> **Page extract**:
Editorial—Hezbollah's Disregard of South Lebanon's Populace

“Children in southern Lebanon are in dire need of an immediate ceasefire…” This is the real alarm voiced by UNICEF – Lebanon on social media channels earlier this week. The international organization bolstered its call with statistics that are alarming to say the least, regarding the repercussions of the armed conflict sparked on October 8 by Hezbollah at the border with Israel, under the (fundamentally fallacious) pretext of relieving pressure on Hamas in its war against Israel in Gaza. UNICEF reports no fewer than 90,000 displaced individuals in southern Lebanon as a result of the combat over the past seven months, including 30,000 children, in addition to the forced closure of 70 schools, affecting over 20,000 students.
In parallel to the publication of UNICEF’s figures, Hezbollah's Secretary-General, Hassan Nasrallah, delivered his customary video conference speech in which he strongly asserted that the Hamas movement is practically “winning” (sic!) the war that it has drawn Gaza's population into. According to the Iran-backed Shiite leader, Hamas has indeed achieved its “political objectives,” including halting the normalization process between Israel and certain Arab countries (specifically Saudi Arabia) and placing the Palestinian cause back on the international stage, notably the question of establishing a Palestinian State.
In his speech, there was no mention, not even an allusion (only briefly), to the heavy loss of life and massive destruction recorded during these seven months of fundamentally futile warfare (in terms of territorial “liberation”), both in southern Lebanon and the Gaza Strip. According to Hamas, the death toll exceeds 30,000, not to mention entire neighborhoods reduced to rubble.

We thus once again are faced with two totally divergent ways of thinking, two radically different political stances: on one hand, there is a total lack of any consideration that should be given to people and to humanity as an absolute value, while on the other hand, the foremost concern is for safeguarding human lives.

> **Listed records**:
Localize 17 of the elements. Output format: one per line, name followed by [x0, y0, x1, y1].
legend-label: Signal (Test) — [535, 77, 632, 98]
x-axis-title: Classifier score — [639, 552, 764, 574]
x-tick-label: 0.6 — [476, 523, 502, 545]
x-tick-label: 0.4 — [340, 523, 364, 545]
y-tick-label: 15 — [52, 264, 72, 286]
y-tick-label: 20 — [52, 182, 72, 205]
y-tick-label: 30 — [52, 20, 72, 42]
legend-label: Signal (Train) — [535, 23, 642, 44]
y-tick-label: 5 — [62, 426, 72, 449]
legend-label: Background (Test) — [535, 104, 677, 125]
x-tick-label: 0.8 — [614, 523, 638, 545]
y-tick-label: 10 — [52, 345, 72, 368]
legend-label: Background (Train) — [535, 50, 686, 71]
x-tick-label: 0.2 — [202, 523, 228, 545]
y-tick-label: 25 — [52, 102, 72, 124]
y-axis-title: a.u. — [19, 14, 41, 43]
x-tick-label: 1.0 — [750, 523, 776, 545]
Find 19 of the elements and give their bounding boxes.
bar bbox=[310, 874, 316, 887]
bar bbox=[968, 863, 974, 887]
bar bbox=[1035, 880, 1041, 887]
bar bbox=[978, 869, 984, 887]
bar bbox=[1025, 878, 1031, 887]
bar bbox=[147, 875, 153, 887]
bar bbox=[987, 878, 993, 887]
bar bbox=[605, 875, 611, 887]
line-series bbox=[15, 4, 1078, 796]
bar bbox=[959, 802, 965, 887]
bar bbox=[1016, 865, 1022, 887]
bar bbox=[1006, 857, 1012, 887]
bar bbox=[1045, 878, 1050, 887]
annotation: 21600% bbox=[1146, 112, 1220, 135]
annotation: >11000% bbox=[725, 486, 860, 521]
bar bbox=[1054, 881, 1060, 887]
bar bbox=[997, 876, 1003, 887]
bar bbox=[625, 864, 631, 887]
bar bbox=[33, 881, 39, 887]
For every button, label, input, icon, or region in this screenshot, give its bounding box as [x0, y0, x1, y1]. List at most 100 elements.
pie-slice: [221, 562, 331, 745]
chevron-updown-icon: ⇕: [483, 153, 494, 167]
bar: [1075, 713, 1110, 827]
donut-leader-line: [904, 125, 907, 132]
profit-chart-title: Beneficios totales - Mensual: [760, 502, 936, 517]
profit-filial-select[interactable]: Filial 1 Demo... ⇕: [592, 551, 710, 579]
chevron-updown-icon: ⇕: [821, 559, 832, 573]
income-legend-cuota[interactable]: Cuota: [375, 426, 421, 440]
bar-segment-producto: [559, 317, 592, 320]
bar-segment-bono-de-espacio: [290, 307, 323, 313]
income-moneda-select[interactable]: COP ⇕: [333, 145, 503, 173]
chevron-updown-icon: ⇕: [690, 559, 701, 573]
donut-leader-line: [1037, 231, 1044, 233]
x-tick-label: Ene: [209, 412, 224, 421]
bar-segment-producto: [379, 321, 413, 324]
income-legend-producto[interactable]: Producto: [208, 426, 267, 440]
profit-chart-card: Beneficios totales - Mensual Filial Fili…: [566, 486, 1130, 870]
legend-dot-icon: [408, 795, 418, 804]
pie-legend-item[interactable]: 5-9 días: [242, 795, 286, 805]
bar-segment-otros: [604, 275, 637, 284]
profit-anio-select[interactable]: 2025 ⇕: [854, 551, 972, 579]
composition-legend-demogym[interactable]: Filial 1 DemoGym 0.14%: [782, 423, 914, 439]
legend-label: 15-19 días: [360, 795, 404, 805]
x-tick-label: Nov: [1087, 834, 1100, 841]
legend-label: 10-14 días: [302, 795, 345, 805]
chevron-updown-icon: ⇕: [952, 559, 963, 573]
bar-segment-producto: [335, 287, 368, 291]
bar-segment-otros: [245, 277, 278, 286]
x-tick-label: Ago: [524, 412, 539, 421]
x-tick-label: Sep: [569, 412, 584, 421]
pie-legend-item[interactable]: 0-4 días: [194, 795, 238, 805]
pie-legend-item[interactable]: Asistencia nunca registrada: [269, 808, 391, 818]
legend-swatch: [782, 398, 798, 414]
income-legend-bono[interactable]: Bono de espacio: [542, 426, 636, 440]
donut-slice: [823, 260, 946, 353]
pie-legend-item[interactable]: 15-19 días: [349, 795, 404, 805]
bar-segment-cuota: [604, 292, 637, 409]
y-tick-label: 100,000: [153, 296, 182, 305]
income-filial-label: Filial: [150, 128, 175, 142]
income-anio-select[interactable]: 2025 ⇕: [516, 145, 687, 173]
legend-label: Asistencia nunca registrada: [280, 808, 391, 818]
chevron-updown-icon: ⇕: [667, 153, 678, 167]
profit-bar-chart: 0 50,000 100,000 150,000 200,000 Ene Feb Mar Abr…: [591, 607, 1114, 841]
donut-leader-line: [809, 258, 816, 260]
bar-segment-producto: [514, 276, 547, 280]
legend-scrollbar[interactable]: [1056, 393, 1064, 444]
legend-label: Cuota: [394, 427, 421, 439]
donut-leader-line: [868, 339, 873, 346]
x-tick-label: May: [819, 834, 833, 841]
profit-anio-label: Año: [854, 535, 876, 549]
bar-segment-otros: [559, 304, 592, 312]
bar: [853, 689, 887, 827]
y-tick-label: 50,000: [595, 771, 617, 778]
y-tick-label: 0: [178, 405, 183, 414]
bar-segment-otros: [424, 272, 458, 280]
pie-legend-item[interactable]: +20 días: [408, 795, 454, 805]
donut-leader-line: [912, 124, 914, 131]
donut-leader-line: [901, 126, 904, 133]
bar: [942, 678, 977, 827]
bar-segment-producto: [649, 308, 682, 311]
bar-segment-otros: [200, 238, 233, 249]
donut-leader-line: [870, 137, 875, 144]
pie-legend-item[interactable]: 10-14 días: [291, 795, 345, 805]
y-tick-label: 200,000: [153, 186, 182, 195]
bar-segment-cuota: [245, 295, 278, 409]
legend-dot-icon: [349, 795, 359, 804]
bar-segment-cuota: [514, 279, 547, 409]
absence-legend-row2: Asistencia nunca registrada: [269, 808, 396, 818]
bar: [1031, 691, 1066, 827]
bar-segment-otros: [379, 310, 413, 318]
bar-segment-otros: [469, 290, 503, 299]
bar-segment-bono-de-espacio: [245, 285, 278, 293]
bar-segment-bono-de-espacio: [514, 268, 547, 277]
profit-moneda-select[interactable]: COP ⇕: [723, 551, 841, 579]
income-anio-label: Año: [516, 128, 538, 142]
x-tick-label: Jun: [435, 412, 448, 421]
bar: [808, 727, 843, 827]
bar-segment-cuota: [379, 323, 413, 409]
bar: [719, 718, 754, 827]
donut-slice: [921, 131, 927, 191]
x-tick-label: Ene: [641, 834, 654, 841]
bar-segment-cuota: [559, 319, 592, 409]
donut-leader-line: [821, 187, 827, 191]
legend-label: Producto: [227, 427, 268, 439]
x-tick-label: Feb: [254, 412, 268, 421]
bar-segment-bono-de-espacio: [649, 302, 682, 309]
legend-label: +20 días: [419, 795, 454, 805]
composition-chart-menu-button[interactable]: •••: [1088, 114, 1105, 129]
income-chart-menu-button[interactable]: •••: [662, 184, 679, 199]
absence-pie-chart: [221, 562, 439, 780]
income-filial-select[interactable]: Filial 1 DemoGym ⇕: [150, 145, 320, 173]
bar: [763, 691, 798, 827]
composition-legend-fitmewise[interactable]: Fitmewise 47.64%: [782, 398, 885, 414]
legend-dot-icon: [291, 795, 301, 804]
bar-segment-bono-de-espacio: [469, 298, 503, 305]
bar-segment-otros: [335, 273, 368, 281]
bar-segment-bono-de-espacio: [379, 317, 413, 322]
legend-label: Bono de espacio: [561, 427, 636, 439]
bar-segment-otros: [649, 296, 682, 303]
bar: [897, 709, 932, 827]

> **Task brief**:
Continue the editorial on Hezbollah and southern Lebanon, starting right after its final sentence.

> **Written response**:
For Hezbollah’s leader, as indicated in his intervention, what ultimately counts is not what he seems to perceive as “collateral damage” (human lives and heavy material destruction), but rather political gains. However, he failed to recall that in this latest episode of the Israeli-Palestinian conflict which erupted on October 7, it is the Islamic Republic of Iran—and not the Palestinian population or Authority—that has scored points at the current stage... In reality, it is the power of the mullahs that has been repositioned and strengthened on both the regional and international chessboards, at the cost of Palestinian blood and the destruction of Gaza, as well as Lebanese blood and the destruction of southern Lebanon.
Hassan Nasrallah mentions the relaunch of the Palestinian State project as an accomplishment attributable to Hamas. However, it should be stressed that this is a distortion of reality. How can we overlook the fact that it’s this same Hamas movement which, alongside the Israeli far-right, undermined the Oslo process in 1994 and 1995, which was supposed to lead to the establishment of a Palestinian State? The same Hamas that continues to obstruct the two-state solution in practice?
This point cannot be repeated enough... Now more than ever, two societal projects, two structures or ways of thinking, are in confrontation, not only within the region but increasingly worldwide. It is the “culture of death” (or martyrdom) versus the “culture of life.”